Task brief —
Tally the lines containing the word "Danışmanlığı" and give the total alone.

## start Data shown

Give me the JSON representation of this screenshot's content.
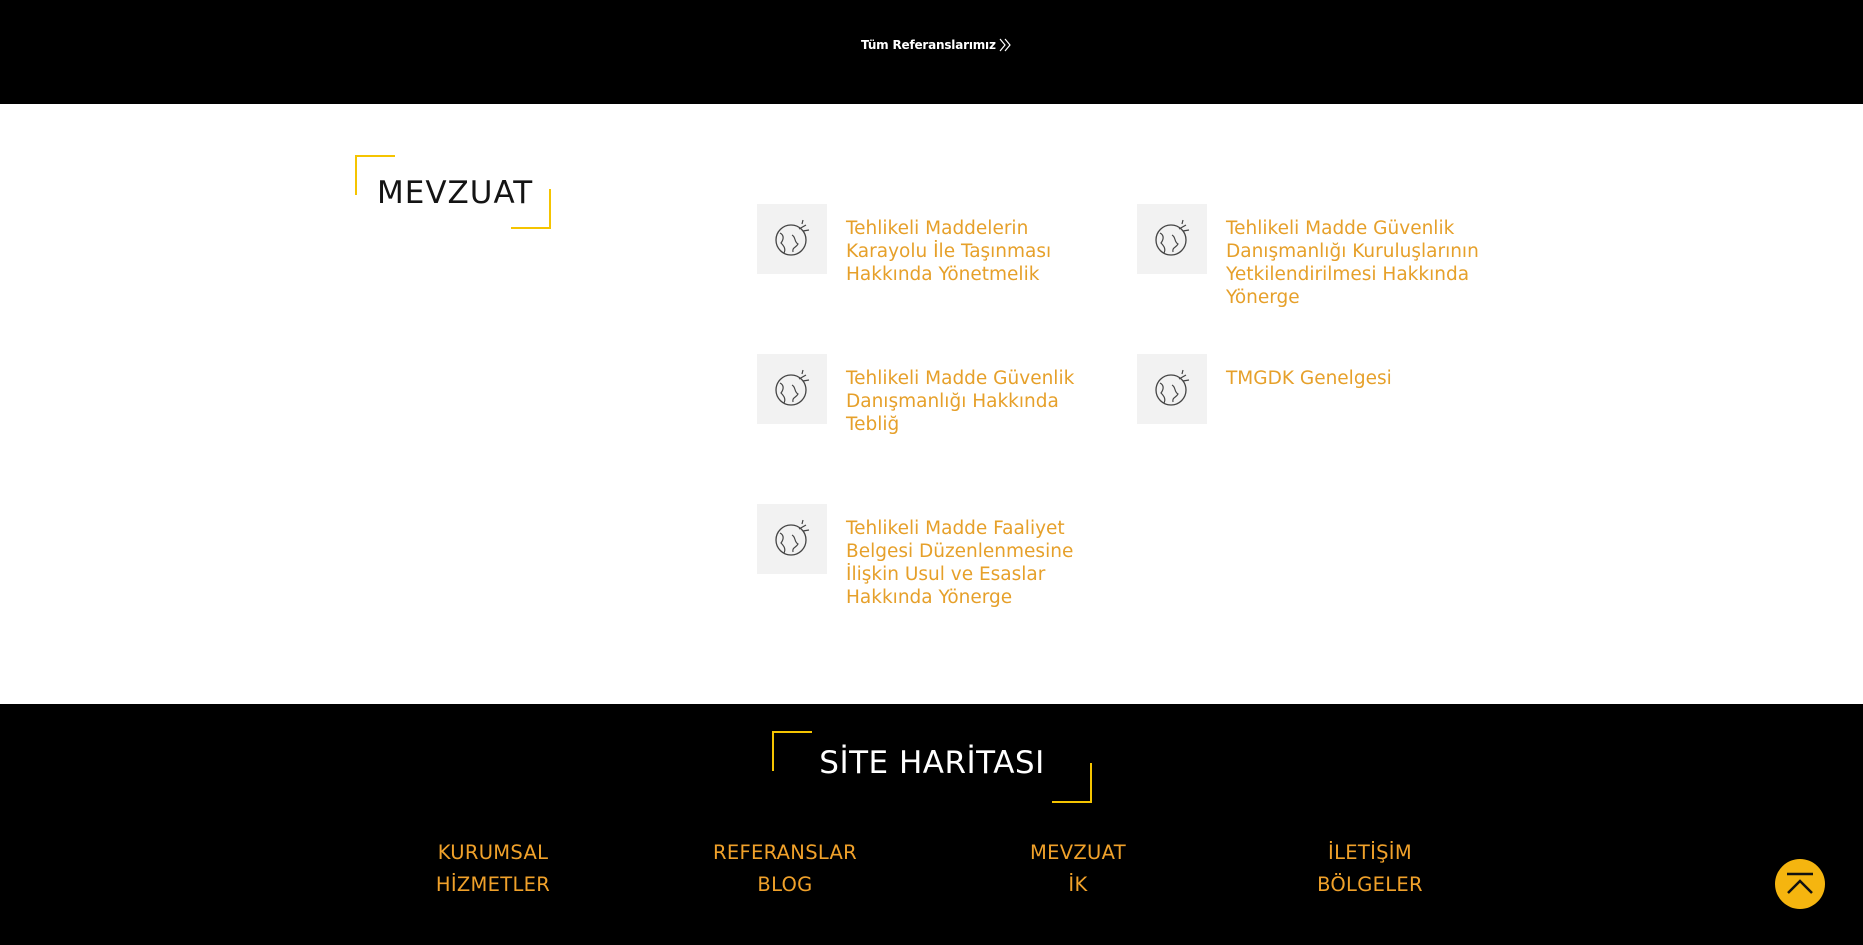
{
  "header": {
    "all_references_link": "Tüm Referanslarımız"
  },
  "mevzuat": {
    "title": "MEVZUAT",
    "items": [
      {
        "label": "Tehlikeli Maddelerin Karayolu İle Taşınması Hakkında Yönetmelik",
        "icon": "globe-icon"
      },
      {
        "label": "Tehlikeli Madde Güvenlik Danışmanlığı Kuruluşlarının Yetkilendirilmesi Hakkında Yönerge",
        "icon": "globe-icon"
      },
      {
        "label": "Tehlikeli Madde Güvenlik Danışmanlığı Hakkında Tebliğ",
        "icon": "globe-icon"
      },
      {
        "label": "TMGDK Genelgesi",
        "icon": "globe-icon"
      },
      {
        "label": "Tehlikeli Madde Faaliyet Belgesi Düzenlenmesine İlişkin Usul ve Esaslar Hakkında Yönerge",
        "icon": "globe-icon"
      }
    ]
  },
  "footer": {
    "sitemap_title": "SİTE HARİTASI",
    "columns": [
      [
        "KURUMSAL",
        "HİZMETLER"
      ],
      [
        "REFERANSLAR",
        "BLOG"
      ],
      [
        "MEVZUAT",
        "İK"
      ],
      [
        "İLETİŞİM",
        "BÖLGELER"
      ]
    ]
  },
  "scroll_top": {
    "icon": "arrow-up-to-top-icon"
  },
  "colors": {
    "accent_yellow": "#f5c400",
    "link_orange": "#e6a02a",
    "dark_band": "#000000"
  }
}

## end Data shown

Solution —
2